**Stated exercise:** Copy each line that contains the word "квартал".

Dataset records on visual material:
▬▬▬▬▬▬
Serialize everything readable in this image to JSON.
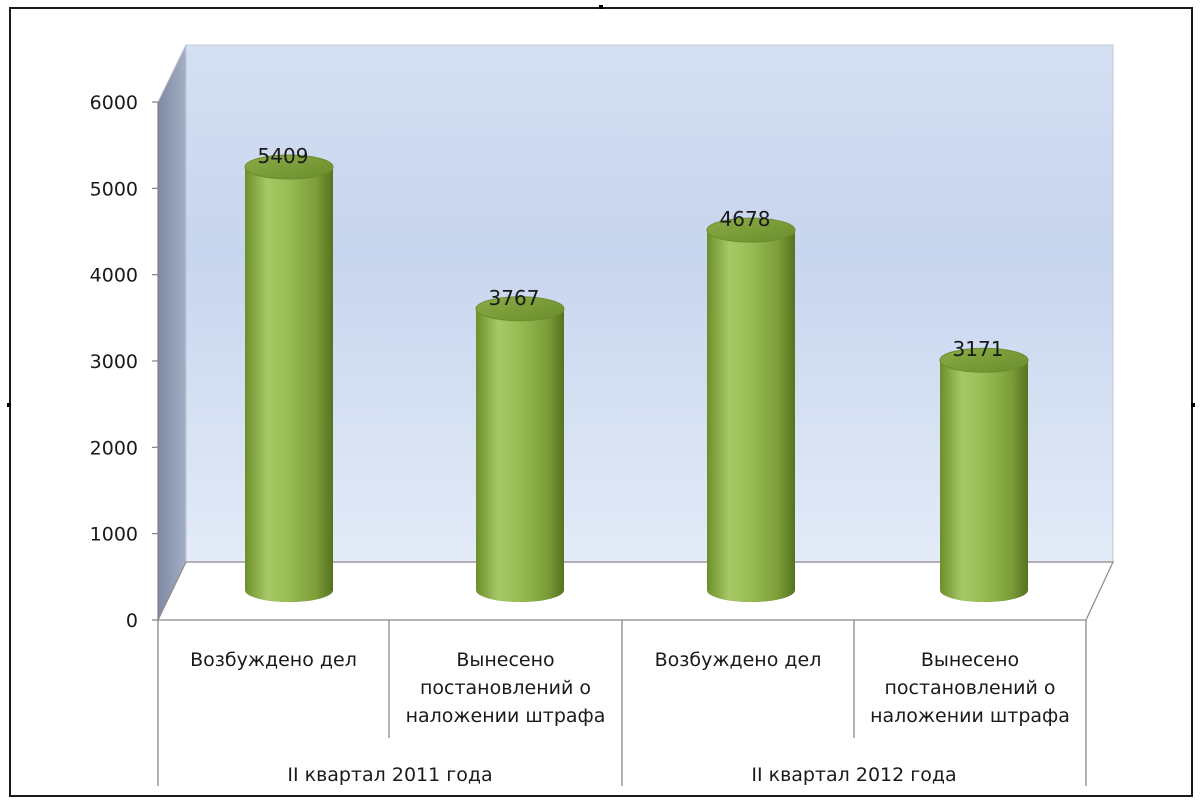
{
  "chart_data": {
    "type": "bar",
    "style": "3d-cylinder",
    "groups": [
      {
        "label": "II квартал 2011 года",
        "categories": [
          "Возбуждено дел",
          "Вынесено постановлений о наложении штрафа"
        ]
      },
      {
        "label": "II квартал 2012 года",
        "categories": [
          "Возбуждено дел",
          "Вынесено постановлений о наложении штрафа"
        ]
      }
    ],
    "categories": [
      "Возбуждено дел",
      "Вынесено постановлений о наложении штрафа",
      "Возбуждено дел",
      "Вынесено постановлений о наложении штрафа"
    ],
    "category_label_lines": [
      [
        "Возбуждено дел"
      ],
      [
        "Вынесено",
        "постановлений о",
        "наложении штрафа"
      ],
      [
        "Возбуждено дел"
      ],
      [
        "Вынесено",
        "постановлений о",
        "наложении штрафа"
      ]
    ],
    "values": [
      5409,
      3767,
      4678,
      3171
    ],
    "data_labels": [
      "5409",
      "3767",
      "4678",
      "3171"
    ],
    "yticks": [
      "0",
      "1000",
      "2000",
      "3000",
      "4000",
      "5000",
      "6000"
    ],
    "ylim": [
      0,
      6000
    ],
    "title": "",
    "xlabel": "",
    "ylabel": "",
    "legend": "none",
    "grid": false,
    "colors": {
      "bar_light": "#a8c96a",
      "bar_mid": "#8fb148",
      "bar_dark": "#5a7a24",
      "bar_top": "#7a9c38",
      "back_wall_top": "#c9d4ee",
      "back_wall_bottom": "#dfe8f6",
      "side_wall": "#8e9bb3",
      "floor": "#ffffff",
      "axis": "#808080"
    }
  }
}
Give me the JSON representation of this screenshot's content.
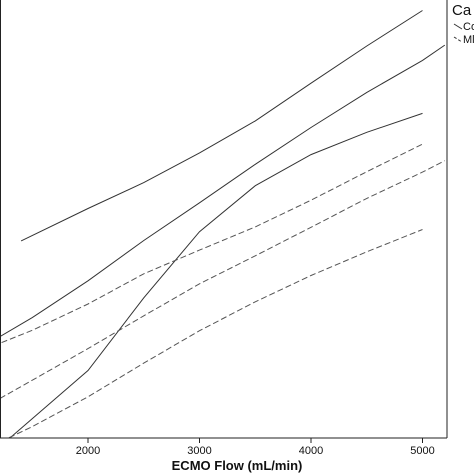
{
  "chart_data": {
    "type": "line",
    "title": "",
    "xlabel": "ECMO Flow (mL/min)",
    "ylabel": "",
    "xlim": [
      1000,
      5300
    ],
    "ylim": [
      0,
      100
    ],
    "xticks": [
      2000,
      3000,
      4000,
      5000
    ],
    "xtick_labels": [
      "2000",
      "3000",
      "4000",
      "5000"
    ],
    "grid": false,
    "legend": {
      "title": "Ca",
      "placement": "top-right",
      "entries": [
        {
          "label": "Co",
          "style": "solid"
        },
        {
          "label": "Ml",
          "style": "dashed"
        }
      ]
    },
    "series": [
      {
        "group": "Co",
        "role": "upper",
        "style": "solid",
        "x": [
          1400,
          2000,
          2500,
          3000,
          3500,
          4000,
          4500,
          5000
        ],
        "y": [
          45,
          52.4,
          58.3,
          65.1,
          72.4,
          81,
          89.5,
          97.6
        ]
      },
      {
        "group": "Co",
        "role": "fit",
        "style": "solid",
        "x": [
          1000,
          1500,
          2000,
          2500,
          3000,
          3500,
          4000,
          4500,
          5000,
          5200
        ],
        "y": [
          20,
          27.5,
          35.9,
          45.1,
          53.7,
          62.5,
          70.9,
          78.9,
          86.2,
          89.7
        ]
      },
      {
        "group": "Co",
        "role": "lower",
        "style": "solid",
        "x": [
          1300,
          2000,
          2500,
          3000,
          3500,
          4000,
          4500,
          5000
        ],
        "y": [
          0,
          15.4,
          32,
          47.1,
          57.6,
          64.7,
          69.8,
          74.1
        ]
      },
      {
        "group": "Ml",
        "role": "upper",
        "style": "dashed",
        "x": [
          1000,
          1500,
          2000,
          2500,
          3000,
          3500,
          4000,
          4500,
          5000
        ],
        "y": [
          19.5,
          24.6,
          30.6,
          37.5,
          42.9,
          48.2,
          54.3,
          60.8,
          67.1
        ]
      },
      {
        "group": "Ml",
        "role": "fit",
        "style": "dashed",
        "x": [
          1000,
          1500,
          2000,
          2500,
          3000,
          3500,
          4000,
          4500,
          5000,
          5200
        ],
        "y": [
          6,
          13.2,
          20.4,
          27.9,
          35.2,
          41.6,
          48.1,
          54.7,
          60.7,
          63.3
        ]
      },
      {
        "group": "Ml",
        "role": "lower",
        "style": "dashed",
        "x": [
          1000,
          1500,
          2000,
          2500,
          3000,
          3500,
          4000,
          4500,
          5000
        ],
        "y": [
          -3.5,
          2.6,
          9.4,
          17.1,
          24.5,
          31.1,
          37.1,
          42.5,
          47.6
        ]
      }
    ]
  }
}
▬▬▬▬▬▬
**Expected answer:**
        "label": "II квартал 2011 года",
        "label": "II квартал 2012 года",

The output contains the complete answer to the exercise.